-- start Given data --

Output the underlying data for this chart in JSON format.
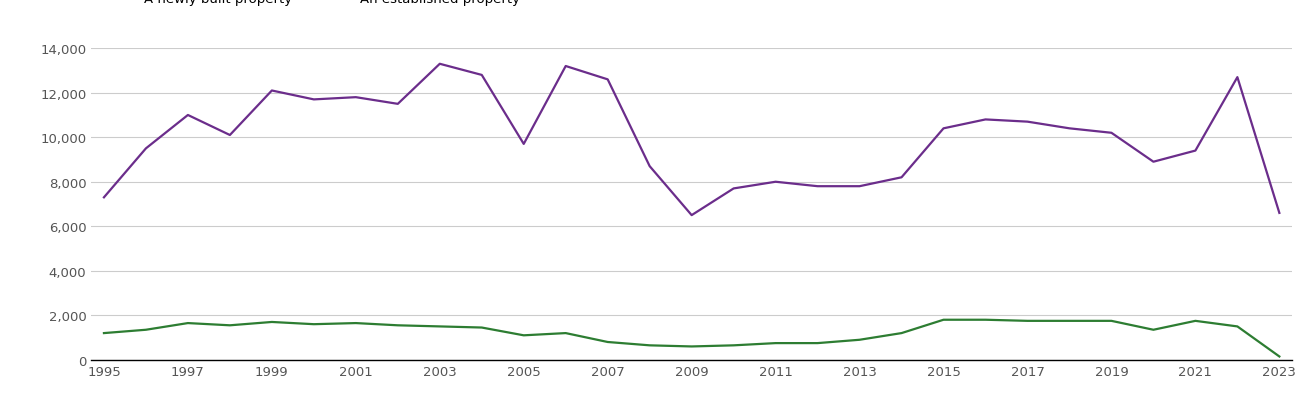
{
  "years": [
    1995,
    1996,
    1997,
    1998,
    1999,
    2000,
    2001,
    2002,
    2003,
    2004,
    2005,
    2006,
    2007,
    2008,
    2009,
    2010,
    2011,
    2012,
    2013,
    2014,
    2015,
    2016,
    2017,
    2018,
    2019,
    2020,
    2021,
    2022,
    2023
  ],
  "new_homes": [
    1200,
    1350,
    1650,
    1550,
    1700,
    1600,
    1650,
    1550,
    1500,
    1450,
    1100,
    1200,
    800,
    650,
    600,
    650,
    750,
    750,
    900,
    1200,
    1800,
    1800,
    1750,
    1750,
    1750,
    1350,
    1750,
    1500,
    150
  ],
  "established_homes": [
    7300,
    9500,
    11000,
    10100,
    12100,
    11700,
    11800,
    11500,
    13300,
    12800,
    9700,
    13200,
    12600,
    8700,
    6500,
    7700,
    8000,
    7800,
    7800,
    8200,
    10400,
    10800,
    10700,
    10400,
    10200,
    8900,
    9400,
    12700,
    6600
  ],
  "new_color": "#2d7d32",
  "established_color": "#6b2d8b",
  "ylim": [
    0,
    14000
  ],
  "yticks": [
    0,
    2000,
    4000,
    6000,
    8000,
    10000,
    12000,
    14000
  ],
  "xtick_years": [
    1995,
    1997,
    1999,
    2001,
    2003,
    2005,
    2007,
    2009,
    2011,
    2013,
    2015,
    2017,
    2019,
    2021,
    2023
  ],
  "background_color": "#ffffff",
  "grid_color": "#cccccc",
  "tick_label_color": "#555555",
  "line_width": 1.6
}
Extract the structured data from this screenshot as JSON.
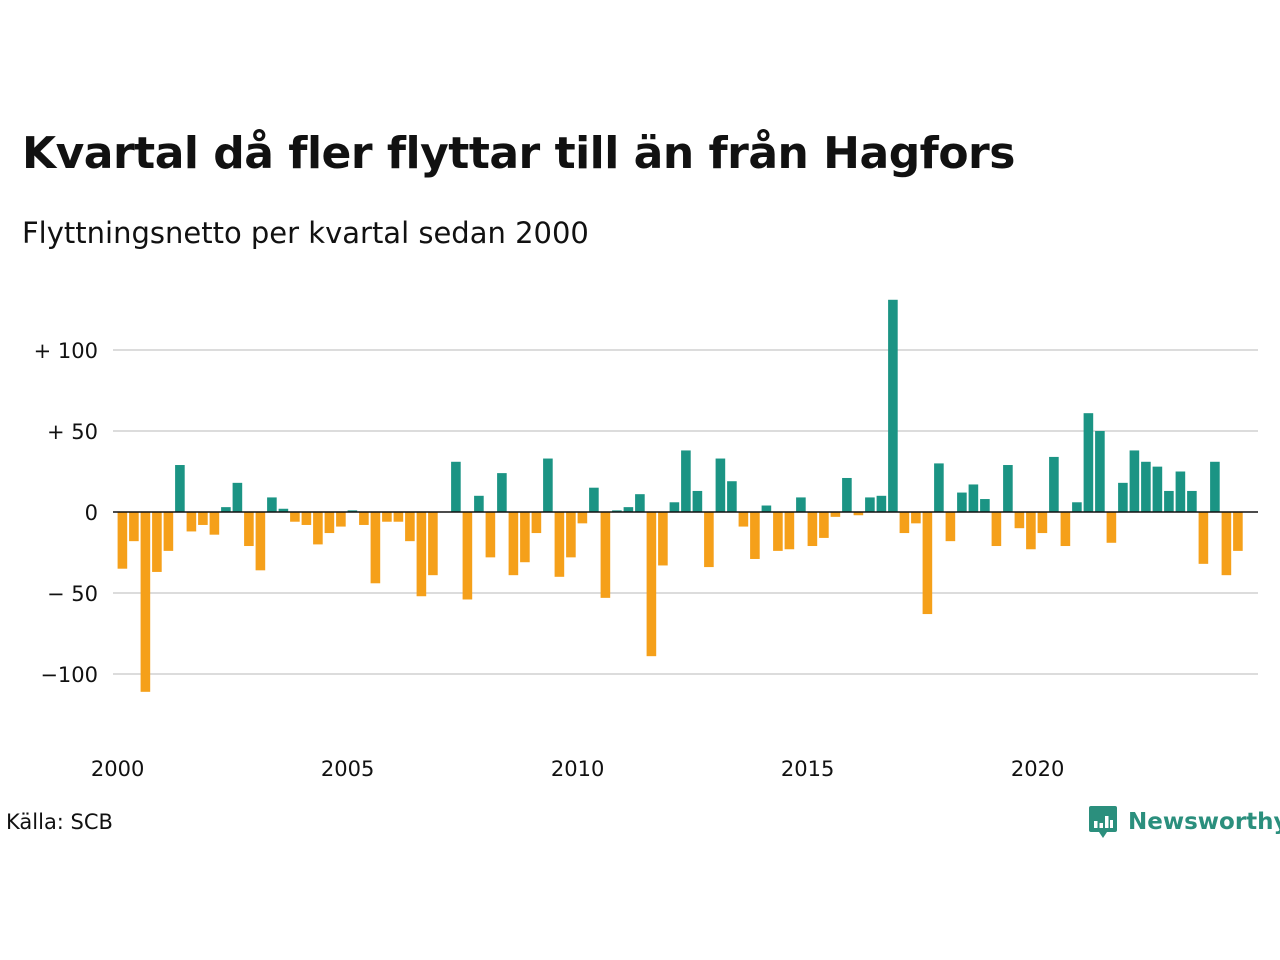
{
  "title": "Kvartal då fler flyttar till än från Hagfors",
  "subtitle": "Flyttningsnetto per kvartal sedan 2000",
  "source": "Källa: SCB",
  "brand": {
    "name": "Newsworthy",
    "icon": "chart-bubble-icon",
    "color": "#2b8f7d"
  },
  "chart_data": {
    "type": "bar",
    "start_year": 2000,
    "x_ticks": [
      "2000",
      "2005",
      "2010",
      "2015",
      "2020"
    ],
    "y_ticks": [
      {
        "value": 100,
        "label": "+ 100"
      },
      {
        "value": 50,
        "label": "+  50"
      },
      {
        "value": 0,
        "label": "0"
      },
      {
        "value": -50,
        "label": "− 50"
      },
      {
        "value": -100,
        "label": "−100"
      }
    ],
    "ylim": [
      -140,
      132
    ],
    "grid": true,
    "colors": {
      "positive": "#1b9484",
      "negative": "#f5a01a",
      "grid": "#dcdcdc",
      "zero": "#111111"
    },
    "values": [
      -35,
      -18,
      -111,
      -37,
      -24,
      29,
      -12,
      -8,
      -14,
      3,
      18,
      -21,
      -36,
      9,
      2,
      -6,
      -8,
      -20,
      -13,
      -9,
      1,
      -8,
      -44,
      -6,
      -6,
      -18,
      -52,
      -39,
      0,
      31,
      -54,
      10,
      -28,
      24,
      -39,
      -31,
      -13,
      33,
      -40,
      -28,
      -7,
      15,
      -53,
      1,
      3,
      11,
      -89,
      -33,
      6,
      38,
      13,
      -34,
      33,
      19,
      -9,
      -29,
      4,
      -24,
      -23,
      9,
      -21,
      -16,
      -3,
      21,
      -2,
      9,
      10,
      131,
      -13,
      -7,
      -63,
      30,
      -18,
      12,
      17,
      8,
      -21,
      29,
      -10,
      -23,
      -13,
      34,
      -21,
      6,
      61,
      50,
      -19,
      18,
      38,
      31,
      28,
      13,
      25,
      13,
      -32,
      31,
      -39,
      -24
    ]
  }
}
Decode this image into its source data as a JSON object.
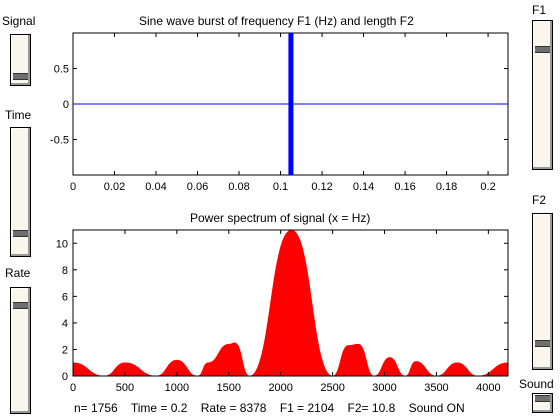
{
  "sliders": {
    "signal": {
      "label": "Signal",
      "value": 0.08
    },
    "time": {
      "label": "Time",
      "value": 0.14
    },
    "rate": {
      "label": "Rate",
      "value": 0.88
    },
    "f1": {
      "label": "F1",
      "value": 0.82
    },
    "f2": {
      "label": "F2",
      "value": 0.14
    },
    "sound": {
      "label": "Sound",
      "value": 1.0
    }
  },
  "top_plot": {
    "title": "Sine wave burst of frequency F1 (Hz) and length F2",
    "y_ticks": [
      "0.5",
      "0",
      "-0.5"
    ],
    "x_ticks": [
      "0",
      "0.02",
      "0.04",
      "0.06",
      "0.08",
      "0.1",
      "0.12",
      "0.14",
      "0.16",
      "0.18",
      "0.2"
    ]
  },
  "bottom_plot": {
    "title": "Power spectrum of signal (x = Hz)",
    "y_ticks": [
      "10",
      "8",
      "6",
      "4",
      "2",
      "0"
    ],
    "x_ticks": [
      "0",
      "500",
      "1000",
      "1500",
      "2000",
      "2500",
      "3000",
      "3500",
      "4000"
    ]
  },
  "status": {
    "n": "n= 1756",
    "time": "Time = 0.2",
    "rate": "Rate = 8378",
    "f1": "F1 = 2104",
    "f2": "F2= 10.8",
    "sound": "Sound ON"
  },
  "chart_data": [
    {
      "type": "line",
      "title": "Sine wave burst of frequency F1 (Hz) and length F2",
      "xlim": [
        0,
        0.2096
      ],
      "ylim": [
        -1,
        1
      ],
      "x": [
        0,
        0.1045,
        0.105,
        0.1055,
        0.2096
      ],
      "y": [
        0,
        0,
        1,
        0,
        0
      ],
      "burst": {
        "center": 0.105,
        "frequency_hz": 2104,
        "length_ms": 10.8
      },
      "colors": {
        "line": "#0000ff"
      }
    },
    {
      "type": "area",
      "title": "Power spectrum of signal (x = Hz)",
      "xlim": [
        0,
        4189
      ],
      "ylim": [
        0,
        11
      ],
      "x": [
        0,
        300,
        500,
        800,
        1000,
        1200,
        1300,
        1500,
        1560,
        1700,
        2104,
        2500,
        2650,
        2750,
        2900,
        3050,
        3200,
        3300,
        3500,
        3700,
        3900,
        4189
      ],
      "y": [
        1.0,
        0,
        1.0,
        0,
        1.2,
        0,
        1.0,
        2.4,
        2.5,
        0,
        11.0,
        0,
        2.3,
        2.4,
        0,
        1.4,
        0,
        1.1,
        0,
        1.0,
        0,
        1.0
      ],
      "colors": {
        "fill": "#ff0000"
      }
    }
  ]
}
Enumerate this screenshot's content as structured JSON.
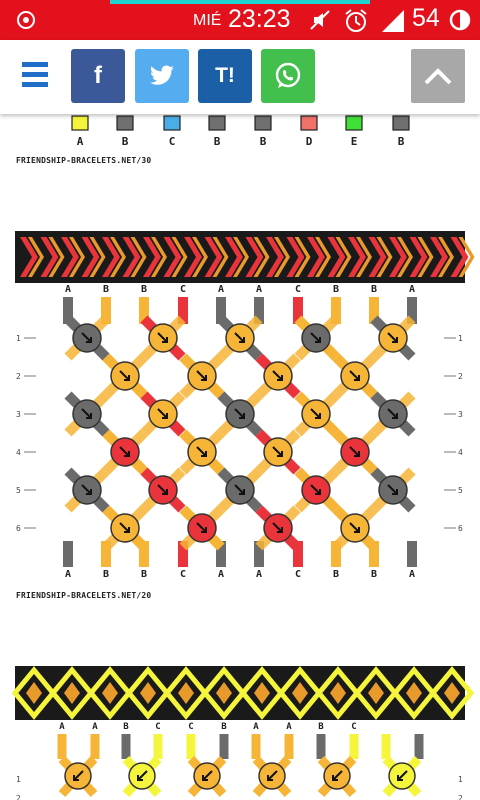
{
  "status_bar": {
    "day": "MIÉ",
    "time": "23:23",
    "battery": "54",
    "bg_color": "#e3111b"
  },
  "toolbar": {
    "menu_icon": "hamburger-icon",
    "share_buttons": [
      {
        "name": "facebook",
        "label": "f",
        "color": "#3b5998"
      },
      {
        "name": "twitter",
        "label": "🐦",
        "color": "#55acee"
      },
      {
        "name": "tuenti",
        "label": "T!",
        "color": "#1b5fa6"
      },
      {
        "name": "whatsapp",
        "label": "✆",
        "color": "#43bf4e"
      }
    ],
    "scroll_top_icon": "chevron-up-icon"
  },
  "patterns": [
    {
      "caption": "FRIENDSHIP-BRACELETS.NET/30",
      "strand_letters": [
        "A",
        "B",
        "C",
        "B",
        "B",
        "D",
        "E",
        "B"
      ],
      "strand_colors": [
        "#f5f53c",
        "#707070",
        "#49aee8",
        "#707070",
        "#707070",
        "#f0706a",
        "#41e037",
        "#707070"
      ]
    },
    {
      "caption": "FRIENDSHIP-BRACELETS.NET/20",
      "top_letters": [
        "A",
        "B",
        "B",
        "C",
        "A",
        "A",
        "C",
        "B",
        "B",
        "A"
      ],
      "bottom_letters": [
        "A",
        "B",
        "B",
        "C",
        "A",
        "A",
        "C",
        "B",
        "B",
        "A"
      ],
      "row_numbers": [
        "1",
        "2",
        "3",
        "4",
        "5",
        "6"
      ],
      "colors": {
        "A": "#6b6b6b",
        "B": "#f7b537",
        "C": "#e8343a"
      }
    },
    {
      "top_letters": [
        "A",
        "A",
        "B",
        "C",
        "C",
        "B",
        "A",
        "A",
        "B",
        "C"
      ],
      "row_numbers": [
        "1",
        "2"
      ],
      "colors": {
        "A": "#f7b537",
        "B": "#6b6b6b",
        "C": "#f5f53c"
      }
    }
  ]
}
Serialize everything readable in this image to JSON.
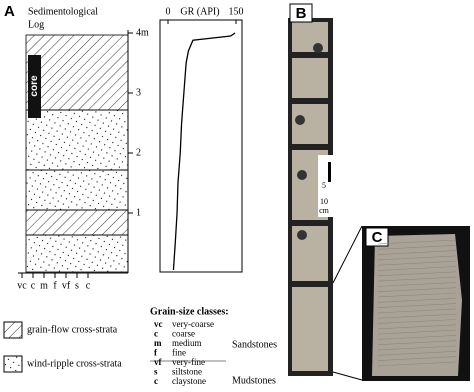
{
  "panels": {
    "a": {
      "label": "A",
      "log_title": [
        "Sedimentological",
        "Log"
      ],
      "core_label": "core",
      "depth_ticks": [
        {
          "value": 1,
          "label": "1"
        },
        {
          "value": 2,
          "label": "2"
        },
        {
          "value": 3,
          "label": "3"
        },
        {
          "value": 4,
          "label": "4m"
        }
      ],
      "grain_size_ticks": [
        "vc",
        "c",
        "m",
        "f",
        "vf",
        "s",
        "c"
      ],
      "gr_log": {
        "x_label": "GR (API)",
        "xlim": [
          0,
          150
        ],
        "xticks": [
          0,
          150
        ],
        "depth": [
          4.0,
          3.95,
          3.88,
          3.7,
          3.5,
          3.0,
          2.5,
          2.0,
          1.5,
          1.0,
          0.5,
          0.05
        ],
        "gr": [
          148,
          138,
          55,
          45,
          40,
          35,
          30,
          27,
          22,
          20,
          16,
          12
        ]
      }
    },
    "b": {
      "label": "B",
      "scale_labels": [
        "5",
        "10",
        "cm"
      ]
    },
    "c": {
      "label": "C"
    }
  },
  "legend": {
    "items": [
      "grain-flow cross-strata",
      "wind-ripple cross-strata"
    ],
    "grain_size": {
      "title": "Grain-size classes:",
      "rows": [
        [
          "vc",
          "very-coarse"
        ],
        [
          "c",
          "coarse"
        ],
        [
          "m",
          "medium"
        ],
        [
          "f",
          "fine"
        ],
        [
          "vf",
          "very-fine"
        ],
        [
          "s",
          "siltstone"
        ],
        [
          "c",
          "claystone"
        ]
      ],
      "groups": [
        "Sandstones",
        "Mudstones"
      ]
    }
  }
}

-- end Given data --

Check each line above for the word "cross" and say how many have it, with nothing else.

Finished answer: 2